» **Direction**:
Rewrite the lines of all the records below, changing every "text-line" to "line-of-text" and leaving everything else as it is. Leave the pictures out of your answer.

Layout element annotations:
--------------------------------

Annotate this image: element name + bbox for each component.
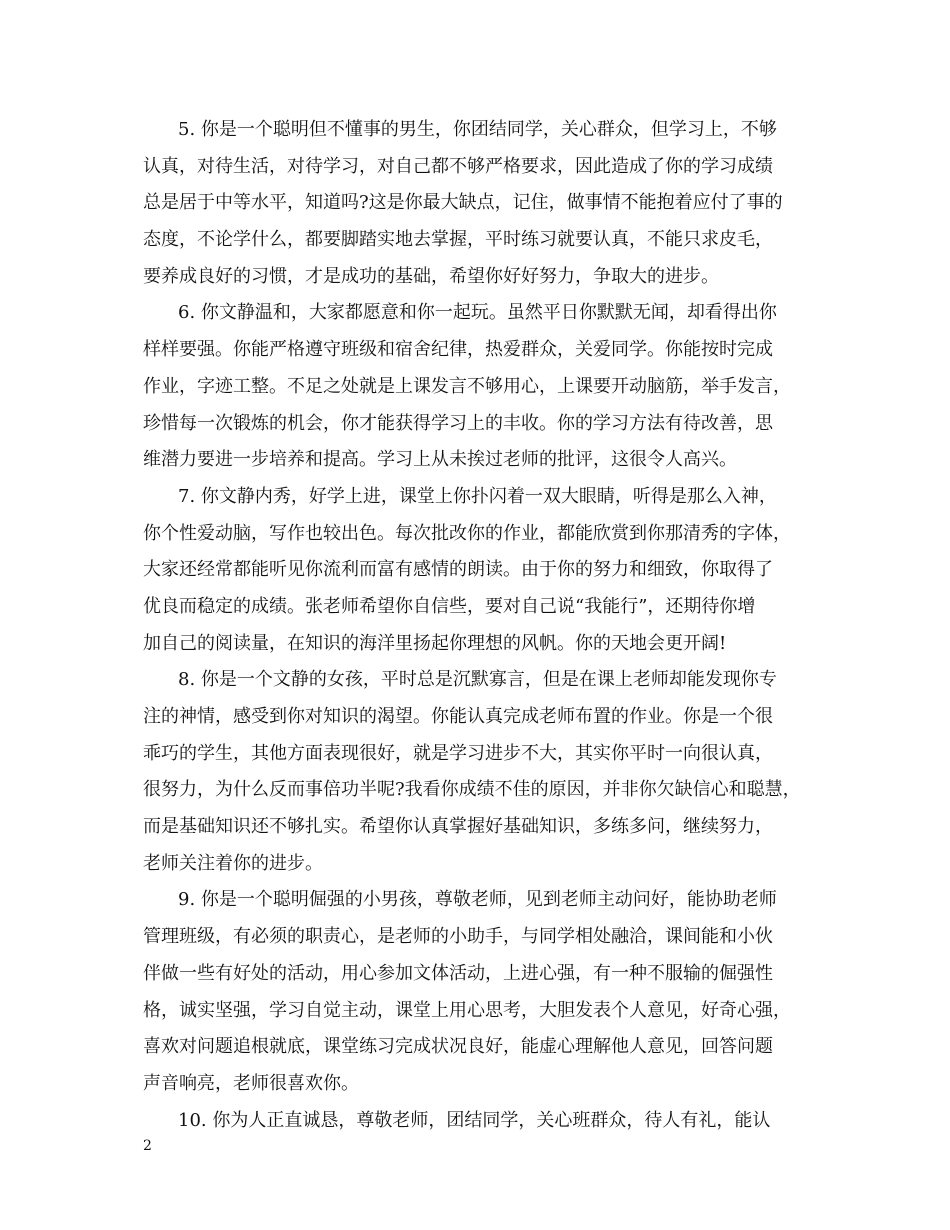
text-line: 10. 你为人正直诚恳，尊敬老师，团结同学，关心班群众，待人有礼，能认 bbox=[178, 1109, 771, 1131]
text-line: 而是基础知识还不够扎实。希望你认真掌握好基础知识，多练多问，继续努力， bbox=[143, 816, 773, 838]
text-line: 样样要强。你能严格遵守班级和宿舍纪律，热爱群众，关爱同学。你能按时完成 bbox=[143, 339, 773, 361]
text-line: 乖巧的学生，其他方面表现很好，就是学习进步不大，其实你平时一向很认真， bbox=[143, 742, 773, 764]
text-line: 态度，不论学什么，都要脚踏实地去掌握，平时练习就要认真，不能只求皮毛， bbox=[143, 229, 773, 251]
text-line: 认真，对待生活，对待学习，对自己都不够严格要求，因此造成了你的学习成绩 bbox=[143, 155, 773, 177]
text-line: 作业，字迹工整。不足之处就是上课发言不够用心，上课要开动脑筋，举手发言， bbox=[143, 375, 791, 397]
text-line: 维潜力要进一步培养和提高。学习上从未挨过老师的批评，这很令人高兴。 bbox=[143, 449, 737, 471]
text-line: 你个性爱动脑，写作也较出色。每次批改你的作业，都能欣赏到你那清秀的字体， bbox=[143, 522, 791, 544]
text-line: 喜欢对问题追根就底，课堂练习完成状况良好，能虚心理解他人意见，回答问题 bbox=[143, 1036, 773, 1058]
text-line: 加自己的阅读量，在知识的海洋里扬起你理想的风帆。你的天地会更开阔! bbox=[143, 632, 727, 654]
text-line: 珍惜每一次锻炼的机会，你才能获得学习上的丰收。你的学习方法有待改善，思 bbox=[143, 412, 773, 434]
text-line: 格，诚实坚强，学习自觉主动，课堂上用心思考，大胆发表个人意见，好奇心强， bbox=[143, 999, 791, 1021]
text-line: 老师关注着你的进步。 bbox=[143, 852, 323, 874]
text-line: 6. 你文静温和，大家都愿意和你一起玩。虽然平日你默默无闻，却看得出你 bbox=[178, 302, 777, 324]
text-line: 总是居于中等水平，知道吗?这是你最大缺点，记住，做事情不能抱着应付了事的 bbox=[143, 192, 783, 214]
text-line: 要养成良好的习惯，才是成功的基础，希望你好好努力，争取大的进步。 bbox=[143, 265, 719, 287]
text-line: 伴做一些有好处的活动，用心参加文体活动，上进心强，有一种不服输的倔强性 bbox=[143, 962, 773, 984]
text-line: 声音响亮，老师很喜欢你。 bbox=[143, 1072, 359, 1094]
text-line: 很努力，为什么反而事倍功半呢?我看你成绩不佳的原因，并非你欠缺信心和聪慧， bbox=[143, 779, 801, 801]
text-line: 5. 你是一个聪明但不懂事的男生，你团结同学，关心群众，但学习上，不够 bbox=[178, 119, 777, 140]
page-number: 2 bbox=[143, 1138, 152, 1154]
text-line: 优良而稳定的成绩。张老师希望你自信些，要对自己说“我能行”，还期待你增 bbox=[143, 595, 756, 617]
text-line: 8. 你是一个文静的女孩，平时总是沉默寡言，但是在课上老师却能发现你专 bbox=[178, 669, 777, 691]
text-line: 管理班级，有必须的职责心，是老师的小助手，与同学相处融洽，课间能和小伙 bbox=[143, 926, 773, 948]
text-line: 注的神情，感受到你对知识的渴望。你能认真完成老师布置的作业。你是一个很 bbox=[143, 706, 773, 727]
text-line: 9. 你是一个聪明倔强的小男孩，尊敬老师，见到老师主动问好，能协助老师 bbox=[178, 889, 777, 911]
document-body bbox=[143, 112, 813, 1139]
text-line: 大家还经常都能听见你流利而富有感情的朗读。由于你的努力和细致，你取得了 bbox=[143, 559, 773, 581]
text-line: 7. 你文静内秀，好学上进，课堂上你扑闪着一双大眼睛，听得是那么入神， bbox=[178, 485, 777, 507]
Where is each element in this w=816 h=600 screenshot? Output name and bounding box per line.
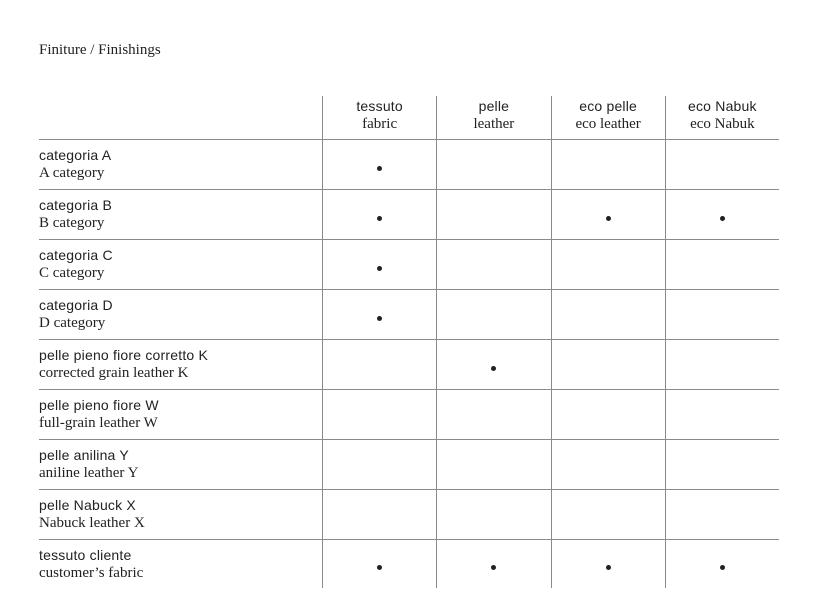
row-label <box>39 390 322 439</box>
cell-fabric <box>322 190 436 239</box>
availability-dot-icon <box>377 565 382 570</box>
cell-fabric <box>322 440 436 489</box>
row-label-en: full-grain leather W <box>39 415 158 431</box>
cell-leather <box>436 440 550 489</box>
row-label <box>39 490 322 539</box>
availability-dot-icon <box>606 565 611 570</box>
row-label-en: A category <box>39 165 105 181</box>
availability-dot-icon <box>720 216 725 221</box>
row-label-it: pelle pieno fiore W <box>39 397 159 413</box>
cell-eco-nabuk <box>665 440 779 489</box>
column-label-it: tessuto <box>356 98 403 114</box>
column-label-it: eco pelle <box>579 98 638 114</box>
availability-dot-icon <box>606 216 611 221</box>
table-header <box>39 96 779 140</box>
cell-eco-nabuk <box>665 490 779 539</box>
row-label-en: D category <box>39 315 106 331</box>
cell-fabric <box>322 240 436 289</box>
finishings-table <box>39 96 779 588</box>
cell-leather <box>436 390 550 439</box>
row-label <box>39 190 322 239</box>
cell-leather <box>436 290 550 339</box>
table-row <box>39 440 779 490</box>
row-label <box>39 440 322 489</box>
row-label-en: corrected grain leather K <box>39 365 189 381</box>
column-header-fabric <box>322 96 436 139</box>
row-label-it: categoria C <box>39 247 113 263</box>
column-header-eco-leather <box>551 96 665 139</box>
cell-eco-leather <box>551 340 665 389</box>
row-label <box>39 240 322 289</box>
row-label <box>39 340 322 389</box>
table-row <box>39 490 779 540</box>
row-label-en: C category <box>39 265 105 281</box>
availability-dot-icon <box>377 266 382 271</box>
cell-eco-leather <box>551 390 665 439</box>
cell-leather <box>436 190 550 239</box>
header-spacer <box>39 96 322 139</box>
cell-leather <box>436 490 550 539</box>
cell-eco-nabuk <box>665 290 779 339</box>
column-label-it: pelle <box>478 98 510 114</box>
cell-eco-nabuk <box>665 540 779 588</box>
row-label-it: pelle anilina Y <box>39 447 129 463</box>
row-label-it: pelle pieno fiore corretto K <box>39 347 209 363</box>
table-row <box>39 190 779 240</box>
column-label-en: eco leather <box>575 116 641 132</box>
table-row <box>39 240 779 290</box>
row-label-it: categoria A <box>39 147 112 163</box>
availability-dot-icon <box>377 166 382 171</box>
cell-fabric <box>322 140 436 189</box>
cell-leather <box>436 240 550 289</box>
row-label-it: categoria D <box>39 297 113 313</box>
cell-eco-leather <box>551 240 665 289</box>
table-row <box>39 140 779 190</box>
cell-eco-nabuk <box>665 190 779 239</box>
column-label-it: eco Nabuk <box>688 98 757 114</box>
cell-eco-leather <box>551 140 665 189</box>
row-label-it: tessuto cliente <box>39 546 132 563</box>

--------------------------------

» **Output**:
Annotate this image: element name + bbox for each component.
line-of-text: 10. 你为人正直诚恳，尊敬老师，团结同学，关心班群众，待人有礼，能认 bbox=[178, 1109, 771, 1131]
line-of-text: 而是基础知识还不够扎实。希望你认真掌握好基础知识，多练多问，继续努力， bbox=[143, 816, 773, 838]
line-of-text: 样样要强。你能严格遵守班级和宿舍纪律，热爱群众，关爱同学。你能按时完成 bbox=[143, 339, 773, 361]
line-of-text: 乖巧的学生，其他方面表现很好，就是学习进步不大，其实你平时一向很认真， bbox=[143, 742, 773, 764]
line-of-text: 态度，不论学什么，都要脚踏实地去掌握，平时练习就要认真，不能只求皮毛， bbox=[143, 229, 773, 251]
line-of-text: 认真，对待生活，对待学习，对自己都不够严格要求，因此造成了你的学习成绩 bbox=[143, 155, 773, 177]
line-of-text: 作业，字迹工整。不足之处就是上课发言不够用心，上课要开动脑筋，举手发言， bbox=[143, 375, 791, 397]
line-of-text: 维潜力要进一步培养和提高。学习上从未挨过老师的批评，这很令人高兴。 bbox=[143, 449, 737, 471]
line-of-text: 你个性爱动脑，写作也较出色。每次批改你的作业，都能欣赏到你那清秀的字体， bbox=[143, 522, 791, 544]
line-of-text: 喜欢对问题追根就底，课堂练习完成状况良好，能虚心理解他人意见，回答问题 bbox=[143, 1036, 773, 1058]
line-of-text: 加自己的阅读量，在知识的海洋里扬起你理想的风帆。你的天地会更开阔! bbox=[143, 632, 727, 654]
line-of-text: 珍惜每一次锻炼的机会，你才能获得学习上的丰收。你的学习方法有待改善，思 bbox=[143, 412, 773, 434]
line-of-text: 格，诚实坚强，学习自觉主动，课堂上用心思考，大胆发表个人意见，好奇心强， bbox=[143, 999, 791, 1021]
line-of-text: 老师关注着你的进步。 bbox=[143, 852, 323, 874]
line-of-text: 6. 你文静温和，大家都愿意和你一起玩。虽然平日你默默无闻，却看得出你 bbox=[178, 302, 777, 324]
line-of-text: 总是居于中等水平，知道吗?这是你最大缺点，记住，做事情不能抱着应付了事的 bbox=[143, 192, 783, 214]
line-of-text: 要养成良好的习惯，才是成功的基础，希望你好好努力，争取大的进步。 bbox=[143, 265, 719, 287]
line-of-text: 伴做一些有好处的活动，用心参加文体活动，上进心强，有一种不服输的倔强性 bbox=[143, 962, 773, 984]
line-of-text: 声音响亮，老师很喜欢你。 bbox=[143, 1072, 359, 1094]
line-of-text: 很努力，为什么反而事倍功半呢?我看你成绩不佳的原因，并非你欠缺信心和聪慧， bbox=[143, 779, 801, 801]
line-of-text: 5. 你是一个聪明但不懂事的男生，你团结同学，关心群众，但学习上，不够 bbox=[178, 119, 777, 140]
page-number: 2 bbox=[143, 1138, 152, 1154]
line-of-text: 优良而稳定的成绩。张老师希望你自信些，要对自己说“我能行”，还期待你增 bbox=[143, 595, 756, 617]
line-of-text: 8. 你是一个文静的女孩，平时总是沉默寡言，但是在课上老师却能发现你专 bbox=[178, 669, 777, 691]
line-of-text: 管理班级，有必须的职责心，是老师的小助手，与同学相处融洽，课间能和小伙 bbox=[143, 926, 773, 948]
line-of-text: 注的神情，感受到你对知识的渴望。你能认真完成老师布置的作业。你是一个很 bbox=[143, 706, 773, 727]
line-of-text: 9. 你是一个聪明倔强的小男孩，尊敬老师，见到老师主动问好，能协助老师 bbox=[178, 889, 777, 911]
document-body bbox=[143, 112, 813, 1139]
line-of-text: 大家还经常都能听见你流利而富有感情的朗读。由于你的努力和细致，你取得了 bbox=[143, 559, 773, 581]
line-of-text: 7. 你文静内秀，好学上进，课堂上你扑闪着一双大眼睛，听得是那么入神， bbox=[178, 485, 777, 507]
Where is each element in this w=816 h=600 screenshot? Output name and bounding box per line.
row-label <box>39 390 322 439</box>
cell-fabric <box>322 190 436 239</box>
availability-dot-icon <box>377 565 382 570</box>
cell-fabric <box>322 440 436 489</box>
row-label-en: full-grain leather W <box>39 415 158 431</box>
cell-leather <box>436 440 550 489</box>
row-label <box>39 490 322 539</box>
availability-dot-icon <box>606 565 611 570</box>
row-label-en: A category <box>39 165 105 181</box>
availability-dot-icon <box>720 216 725 221</box>
row-label-it: pelle pieno fiore W <box>39 397 159 413</box>
cell-eco-nabuk <box>665 440 779 489</box>
column-label-it: tessuto <box>356 98 403 114</box>
column-label-it: eco pelle <box>579 98 638 114</box>
availability-dot-icon <box>606 216 611 221</box>
table-header <box>39 96 779 140</box>
cell-eco-nabuk <box>665 490 779 539</box>
row-label-en: D category <box>39 315 106 331</box>
cell-fabric <box>322 240 436 289</box>
finishings-table <box>39 96 779 588</box>
cell-leather <box>436 390 550 439</box>
row-label <box>39 190 322 239</box>
cell-leather <box>436 290 550 339</box>
table-row <box>39 440 779 490</box>
row-label <box>39 440 322 489</box>
row-label-en: corrected grain leather K <box>39 365 189 381</box>
column-header-fabric <box>322 96 436 139</box>
row-label-it: categoria C <box>39 247 113 263</box>
column-header-eco-leather <box>551 96 665 139</box>
cell-eco-leather <box>551 340 665 389</box>
row-label <box>39 240 322 289</box>
row-label <box>39 340 322 389</box>
table-row <box>39 490 779 540</box>
row-label-en: C category <box>39 265 105 281</box>
availability-dot-icon <box>377 266 382 271</box>
cell-eco-leather <box>551 390 665 439</box>
cell-leather <box>436 190 550 239</box>
header-spacer <box>39 96 322 139</box>
cell-leather <box>436 490 550 539</box>
cell-eco-nabuk <box>665 290 779 339</box>
column-label-it: pelle <box>478 98 510 114</box>
cell-eco-nabuk <box>665 540 779 588</box>
row-label-it: pelle anilina Y <box>39 447 129 463</box>
row-label-it: pelle pieno fiore corretto K <box>39 347 209 363</box>
table-row <box>39 190 779 240</box>
column-label-en: eco leather <box>575 116 641 132</box>
table-row <box>39 240 779 290</box>
row-label-it: categoria A <box>39 147 112 163</box>
availability-dot-icon <box>377 166 382 171</box>
cell-fabric <box>322 140 436 189</box>
cell-leather <box>436 240 550 289</box>
row-label-it: categoria D <box>39 297 113 313</box>
cell-eco-leather <box>551 240 665 289</box>
table-row <box>39 140 779 190</box>
cell-eco-nabuk <box>665 190 779 239</box>
column-label-it: eco Nabuk <box>688 98 757 114</box>
cell-eco-leather <box>551 140 665 189</box>
row-label-it: tessuto cliente <box>39 546 132 563</box>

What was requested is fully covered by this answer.